Monthly Archives: January 2011

Diary of a Wimpy Kid : The Ugly Truth by Jeff Kinney

After all the heavy and so-called intellectual reads, it was now time that I jumped into some light reading and no better book to do that with than the new installment of the Diary of a Wimpy Kid – The Ugly Truth. I had chanced upon this book on a book-lending website and since then I have read each and every installment and also passed it on to my nieces and nephews and I am one happy uncle for doing so as they have immensely enjoyed the series.

Greg is just starting to deal with the onset of puberty (although it hasn’t hit him yet), and between his eternal search to be cool and trying talk to girls, he has lots of misadventures along the way. There’s the attempts at fooling the new “maid”, who turns out to be a lot harder to fool then he thought. There’s the upcoming family wedding, full of family “fun”. His immediate family is surprisingly absent from most of his big problems, but the rest of his family has no problems filling in for him. “Health” class and its new birds and bees lessons are just as awkward for Greg as they are in real life. And of course, there’s the big school sleep-over that eventually all goes down the toilet (I loved the flushing the cheesies down the toilet bit).

Short exercise A — Which words or phrases does the book review set in quotation marks? List each one.
Short exercise B — Please render the records as a Markdown table with the columns Row and Line. Start with the first line of the records and go on through the line that contains "bar-front-face [319, 1012, 430, 1073]", leaving out blank lines.

Supplied records —
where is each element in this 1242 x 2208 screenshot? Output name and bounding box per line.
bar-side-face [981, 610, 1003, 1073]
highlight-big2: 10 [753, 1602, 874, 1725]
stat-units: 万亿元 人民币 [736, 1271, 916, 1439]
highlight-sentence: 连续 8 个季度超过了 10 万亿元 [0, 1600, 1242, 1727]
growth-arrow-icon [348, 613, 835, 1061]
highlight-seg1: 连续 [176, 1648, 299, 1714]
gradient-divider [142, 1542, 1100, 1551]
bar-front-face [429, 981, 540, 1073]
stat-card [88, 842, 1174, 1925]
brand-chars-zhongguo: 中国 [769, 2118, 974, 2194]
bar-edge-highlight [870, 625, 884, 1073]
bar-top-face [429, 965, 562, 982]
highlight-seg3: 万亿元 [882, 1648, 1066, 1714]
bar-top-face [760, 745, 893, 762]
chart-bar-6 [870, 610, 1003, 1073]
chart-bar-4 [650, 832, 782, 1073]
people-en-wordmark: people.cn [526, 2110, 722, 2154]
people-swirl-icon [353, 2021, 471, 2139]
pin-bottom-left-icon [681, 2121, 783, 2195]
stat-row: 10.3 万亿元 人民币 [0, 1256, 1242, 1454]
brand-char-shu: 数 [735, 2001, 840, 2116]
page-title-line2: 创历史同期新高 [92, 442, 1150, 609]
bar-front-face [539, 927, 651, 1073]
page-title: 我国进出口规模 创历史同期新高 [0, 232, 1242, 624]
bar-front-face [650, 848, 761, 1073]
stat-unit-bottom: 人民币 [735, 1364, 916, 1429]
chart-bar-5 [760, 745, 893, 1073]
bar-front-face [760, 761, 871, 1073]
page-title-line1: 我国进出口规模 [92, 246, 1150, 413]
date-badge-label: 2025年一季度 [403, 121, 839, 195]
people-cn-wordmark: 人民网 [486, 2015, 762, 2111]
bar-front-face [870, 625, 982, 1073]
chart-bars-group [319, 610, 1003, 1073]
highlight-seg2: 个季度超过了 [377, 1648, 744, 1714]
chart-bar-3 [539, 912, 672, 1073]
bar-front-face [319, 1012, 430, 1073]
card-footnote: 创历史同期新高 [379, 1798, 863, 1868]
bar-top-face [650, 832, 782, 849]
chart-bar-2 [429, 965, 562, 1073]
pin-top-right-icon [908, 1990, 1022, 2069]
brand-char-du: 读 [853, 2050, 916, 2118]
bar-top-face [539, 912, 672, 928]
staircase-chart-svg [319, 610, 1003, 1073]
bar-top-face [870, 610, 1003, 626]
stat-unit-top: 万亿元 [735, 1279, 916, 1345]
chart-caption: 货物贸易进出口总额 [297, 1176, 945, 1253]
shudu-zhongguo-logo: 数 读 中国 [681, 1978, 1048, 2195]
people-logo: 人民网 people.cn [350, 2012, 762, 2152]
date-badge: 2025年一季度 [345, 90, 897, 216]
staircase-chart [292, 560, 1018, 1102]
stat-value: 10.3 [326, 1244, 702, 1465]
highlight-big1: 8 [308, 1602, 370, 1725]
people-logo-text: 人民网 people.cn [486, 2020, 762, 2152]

Right answer A —
- maid
- fun
- Health

Right answer B —
| Row | Line |
|---|---|
| 1 | where is each element in this 1242 x 2208 screenshot? Output name and bounding box per line. |
| 2 | bar-side-face [981, 610, 1003, 1073] |
| 3 | highlight-big2: 10 [753, 1602, 874, 1725] |
| 4 | stat-units: 万亿元 人民币 [736, 1271, 916, 1439] |
| 5 | highlight-sentence: 连续 8 个季度超过了 10 万亿元 [0, 1600, 1242, 1727] |
| 6 | growth-arrow-icon [348, 613, 835, 1061] |
| 7 | highlight-seg1: 连续 [176, 1648, 299, 1714] |
| 8 | gradient-divider [142, 1542, 1100, 1551] |
| 9 | bar-front-face [429, 981, 540, 1073] |
| 10 | stat-card [88, 842, 1174, 1925] |
| 11 | brand-chars-zhongguo: 中国 [769, 2118, 974, 2194] |
| 12 | bar-edge-highlight [870, 625, 884, 1073] |
| 13 | bar-top-face [429, 965, 562, 982] |
| 14 | highlight-seg3: 万亿元 [882, 1648, 1066, 1714] |
| 15 | bar-top-face [760, 745, 893, 762] |
| 16 | chart-bar-6 [870, 610, 1003, 1073] |
| 17 | chart-bar-4 [650, 832, 782, 1073] |
| 18 | people-en-wordmark: people.cn [526, 2110, 722, 2154] |
| 19 | people-swirl-icon [353, 2021, 471, 2139] |
| 20 | pin-bottom-left-icon [681, 2121, 783, 2195] |
| 21 | stat-row: 10.3 万亿元 人民币 [0, 1256, 1242, 1454] |
| 22 | brand-char-shu: 数 [735, 2001, 840, 2116] |
| 23 | page-title-line2: 创历史同期新高 [92, 442, 1150, 609] |
| 24 | bar-front-face [539, 927, 651, 1073] |
| 25 | page-title: 我国进出口规模 创历史同期新高 [0, 232, 1242, 624] |
| 26 | bar-front-face [650, 848, 761, 1073] |
| 27 | stat-unit-bottom: 人民币 [735, 1364, 916, 1429] |
| 28 | chart-bar-5 [760, 745, 893, 1073] |
| 29 | bar-front-face [760, 761, 871, 1073] |
| 30 | page-title-line1: 我国进出口规模 [92, 246, 1150, 413] |
| 31 | date-badge-label: 2025年一季度 [403, 121, 839, 195] |
| 32 | people-cn-wordmark: 人民网 [486, 2015, 762, 2111] |
| 33 | bar-front-face [870, 625, 982, 1073] |
| 34 | chart-bars-group [319, 610, 1003, 1073] |
| 35 | highlight-seg2: 个季度超过了 [377, 1648, 744, 1714] |
| 36 | chart-bar-3 [539, 912, 672, 1073] |
| 37 | bar-front-face [319, 1012, 430, 1073] |